▸ **Material for the task**
■ ■ ■

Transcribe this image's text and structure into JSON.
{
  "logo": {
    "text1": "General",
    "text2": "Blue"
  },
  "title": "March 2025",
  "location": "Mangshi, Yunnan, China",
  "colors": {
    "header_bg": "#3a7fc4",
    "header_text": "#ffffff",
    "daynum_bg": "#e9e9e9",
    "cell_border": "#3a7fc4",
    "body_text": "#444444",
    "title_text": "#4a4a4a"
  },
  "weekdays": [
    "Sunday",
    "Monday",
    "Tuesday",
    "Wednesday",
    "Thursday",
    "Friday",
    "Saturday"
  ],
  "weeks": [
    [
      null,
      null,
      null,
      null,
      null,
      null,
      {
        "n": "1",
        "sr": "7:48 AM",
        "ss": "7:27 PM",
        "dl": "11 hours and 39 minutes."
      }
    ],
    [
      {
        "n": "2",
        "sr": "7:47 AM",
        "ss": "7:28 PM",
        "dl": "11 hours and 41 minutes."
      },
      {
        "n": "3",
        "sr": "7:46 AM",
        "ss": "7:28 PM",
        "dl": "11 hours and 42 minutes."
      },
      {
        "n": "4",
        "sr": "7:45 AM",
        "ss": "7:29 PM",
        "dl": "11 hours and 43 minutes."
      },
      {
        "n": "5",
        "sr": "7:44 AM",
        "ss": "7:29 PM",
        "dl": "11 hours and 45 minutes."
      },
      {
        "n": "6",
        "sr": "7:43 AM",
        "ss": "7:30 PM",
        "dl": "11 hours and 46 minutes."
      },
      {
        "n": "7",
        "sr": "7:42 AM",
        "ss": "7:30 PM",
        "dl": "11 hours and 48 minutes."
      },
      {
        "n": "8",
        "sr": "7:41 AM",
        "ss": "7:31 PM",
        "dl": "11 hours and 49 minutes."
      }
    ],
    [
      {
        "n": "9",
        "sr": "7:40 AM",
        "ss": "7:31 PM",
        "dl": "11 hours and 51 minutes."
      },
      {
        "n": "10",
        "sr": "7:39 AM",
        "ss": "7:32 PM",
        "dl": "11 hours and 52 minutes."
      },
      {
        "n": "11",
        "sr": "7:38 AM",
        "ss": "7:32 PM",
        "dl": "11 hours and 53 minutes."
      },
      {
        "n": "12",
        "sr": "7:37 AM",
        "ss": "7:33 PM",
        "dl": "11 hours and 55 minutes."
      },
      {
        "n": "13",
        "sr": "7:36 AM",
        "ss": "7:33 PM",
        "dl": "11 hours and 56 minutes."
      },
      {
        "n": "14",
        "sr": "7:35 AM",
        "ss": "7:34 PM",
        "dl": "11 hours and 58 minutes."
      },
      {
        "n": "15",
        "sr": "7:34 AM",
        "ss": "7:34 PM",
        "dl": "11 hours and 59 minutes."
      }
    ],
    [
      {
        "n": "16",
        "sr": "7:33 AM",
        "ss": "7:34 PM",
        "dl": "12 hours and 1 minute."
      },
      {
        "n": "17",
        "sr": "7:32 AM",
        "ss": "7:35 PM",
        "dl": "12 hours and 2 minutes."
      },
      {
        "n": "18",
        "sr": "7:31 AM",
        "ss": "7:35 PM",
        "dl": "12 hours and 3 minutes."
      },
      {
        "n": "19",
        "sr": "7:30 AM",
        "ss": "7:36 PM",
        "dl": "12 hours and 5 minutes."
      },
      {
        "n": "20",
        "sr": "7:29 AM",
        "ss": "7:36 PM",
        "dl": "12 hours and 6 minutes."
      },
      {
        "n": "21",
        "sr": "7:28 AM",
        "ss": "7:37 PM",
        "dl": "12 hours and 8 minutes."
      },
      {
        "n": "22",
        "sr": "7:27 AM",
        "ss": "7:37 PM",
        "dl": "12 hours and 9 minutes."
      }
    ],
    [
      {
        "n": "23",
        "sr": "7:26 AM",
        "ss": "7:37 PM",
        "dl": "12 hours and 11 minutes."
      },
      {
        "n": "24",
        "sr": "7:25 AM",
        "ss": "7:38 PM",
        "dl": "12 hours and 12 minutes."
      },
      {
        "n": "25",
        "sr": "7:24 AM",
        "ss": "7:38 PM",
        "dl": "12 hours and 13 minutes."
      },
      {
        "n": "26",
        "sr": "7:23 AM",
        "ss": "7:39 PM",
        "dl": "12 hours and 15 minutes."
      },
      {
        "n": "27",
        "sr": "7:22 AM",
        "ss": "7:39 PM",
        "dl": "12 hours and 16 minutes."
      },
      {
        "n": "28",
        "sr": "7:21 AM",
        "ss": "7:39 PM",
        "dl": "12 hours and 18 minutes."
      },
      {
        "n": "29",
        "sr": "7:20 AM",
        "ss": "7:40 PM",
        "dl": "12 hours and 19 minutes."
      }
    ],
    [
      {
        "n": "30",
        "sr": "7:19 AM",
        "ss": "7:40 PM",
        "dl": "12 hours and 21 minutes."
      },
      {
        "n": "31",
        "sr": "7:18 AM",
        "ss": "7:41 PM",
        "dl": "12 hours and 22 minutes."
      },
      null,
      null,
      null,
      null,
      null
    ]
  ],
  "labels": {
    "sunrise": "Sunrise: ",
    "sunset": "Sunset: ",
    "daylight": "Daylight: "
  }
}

■ ■ ■

▸ **Exercise**
Every record shown above should be written out again exactly.

▸ **Exercise output**
Transcribe this image's text and structure into JSON.
{
  "logo": {
    "text1": "General",
    "text2": "Blue"
  },
  "title": "March 2025",
  "location": "Mangshi, Yunnan, China",
  "colors": {
    "header_bg": "#3a7fc4",
    "header_text": "#ffffff",
    "daynum_bg": "#e9e9e9",
    "cell_border": "#3a7fc4",
    "body_text": "#444444",
    "title_text": "#4a4a4a"
  },
  "weekdays": [
    "Sunday",
    "Monday",
    "Tuesday",
    "Wednesday",
    "Thursday",
    "Friday",
    "Saturday"
  ],
  "weeks": [
    [
      null,
      null,
      null,
      null,
      null,
      null,
      {
        "n": "1",
        "sr": "7:48 AM",
        "ss": "7:27 PM",
        "dl": "11 hours and 39 minutes."
      }
    ],
    [
      {
        "n": "2",
        "sr": "7:47 AM",
        "ss": "7:28 PM",
        "dl": "11 hours and 41 minutes."
      },
      {
        "n": "3",
        "sr": "7:46 AM",
        "ss": "7:28 PM",
        "dl": "11 hours and 42 minutes."
      },
      {
        "n": "4",
        "sr": "7:45 AM",
        "ss": "7:29 PM",
        "dl": "11 hours and 43 minutes."
      },
      {
        "n": "5",
        "sr": "7:44 AM",
        "ss": "7:29 PM",
        "dl": "11 hours and 45 minutes."
      },
      {
        "n": "6",
        "sr": "7:43 AM",
        "ss": "7:30 PM",
        "dl": "11 hours and 46 minutes."
      },
      {
        "n": "7",
        "sr": "7:42 AM",
        "ss": "7:30 PM",
        "dl": "11 hours and 48 minutes."
      },
      {
        "n": "8",
        "sr": "7:41 AM",
        "ss": "7:31 PM",
        "dl": "11 hours and 49 minutes."
      }
    ],
    [
      {
        "n": "9",
        "sr": "7:40 AM",
        "ss": "7:31 PM",
        "dl": "11 hours and 51 minutes."
      },
      {
        "n": "10",
        "sr": "7:39 AM",
        "ss": "7:32 PM",
        "dl": "11 hours and 52 minutes."
      },
      {
        "n": "11",
        "sr": "7:38 AM",
        "ss": "7:32 PM",
        "dl": "11 hours and 53 minutes."
      },
      {
        "n": "12",
        "sr": "7:37 AM",
        "ss": "7:33 PM",
        "dl": "11 hours and 55 minutes."
      },
      {
        "n": "13",
        "sr": "7:36 AM",
        "ss": "7:33 PM",
        "dl": "11 hours and 56 minutes."
      },
      {
        "n": "14",
        "sr": "7:35 AM",
        "ss": "7:34 PM",
        "dl": "11 hours and 58 minutes."
      },
      {
        "n": "15",
        "sr": "7:34 AM",
        "ss": "7:34 PM",
        "dl": "11 hours and 59 minutes."
      }
    ],
    [
      {
        "n": "16",
        "sr": "7:33 AM",
        "ss": "7:34 PM",
        "dl": "12 hours and 1 minute."
      },
      {
        "n": "17",
        "sr": "7:32 AM",
        "ss": "7:35 PM",
        "dl": "12 hours and 2 minutes."
      },
      {
        "n": "18",
        "sr": "7:31 AM",
        "ss": "7:35 PM",
        "dl": "12 hours and 3 minutes."
      },
      {
        "n": "19",
        "sr": "7:30 AM",
        "ss": "7:36 PM",
        "dl": "12 hours and 5 minutes."
      },
      {
        "n": "20",
        "sr": "7:29 AM",
        "ss": "7:36 PM",
        "dl": "12 hours and 6 minutes."
      },
      {
        "n": "21",
        "sr": "7:28 AM",
        "ss": "7:37 PM",
        "dl": "12 hours and 8 minutes."
      },
      {
        "n": "22",
        "sr": "7:27 AM",
        "ss": "7:37 PM",
        "dl": "12 hours and 9 minutes."
      }
    ],
    [
      {
        "n": "23",
        "sr": "7:26 AM",
        "ss": "7:37 PM",
        "dl": "12 hours and 11 minutes."
      },
      {
        "n": "24",
        "sr": "7:25 AM",
        "ss": "7:38 PM",
        "dl": "12 hours and 12 minutes."
      },
      {
        "n": "25",
        "sr": "7:24 AM",
        "ss": "7:38 PM",
        "dl": "12 hours and 13 minutes."
      },
      {
        "n": "26",
        "sr": "7:23 AM",
        "ss": "7:39 PM",
        "dl": "12 hours and 15 minutes."
      },
      {
        "n": "27",
        "sr": "7:22 AM",
        "ss": "7:39 PM",
        "dl": "12 hours and 16 minutes."
      },
      {
        "n": "28",
        "sr": "7:21 AM",
        "ss": "7:39 PM",
        "dl": "12 hours and 18 minutes."
      },
      {
        "n": "29",
        "sr": "7:20 AM",
        "ss": "7:40 PM",
        "dl": "12 hours and 19 minutes."
      }
    ],
    [
      {
        "n": "30",
        "sr": "7:19 AM",
        "ss": "7:40 PM",
        "dl": "12 hours and 21 minutes."
      },
      {
        "n": "31",
        "sr": "7:18 AM",
        "ss": "7:41 PM",
        "dl": "12 hours and 22 minutes."
      },
      null,
      null,
      null,
      null,
      null
    ]
  ],
  "labels": {
    "sunrise": "Sunrise: ",
    "sunset": "Sunset: ",
    "daylight": "Daylight: "
  }
}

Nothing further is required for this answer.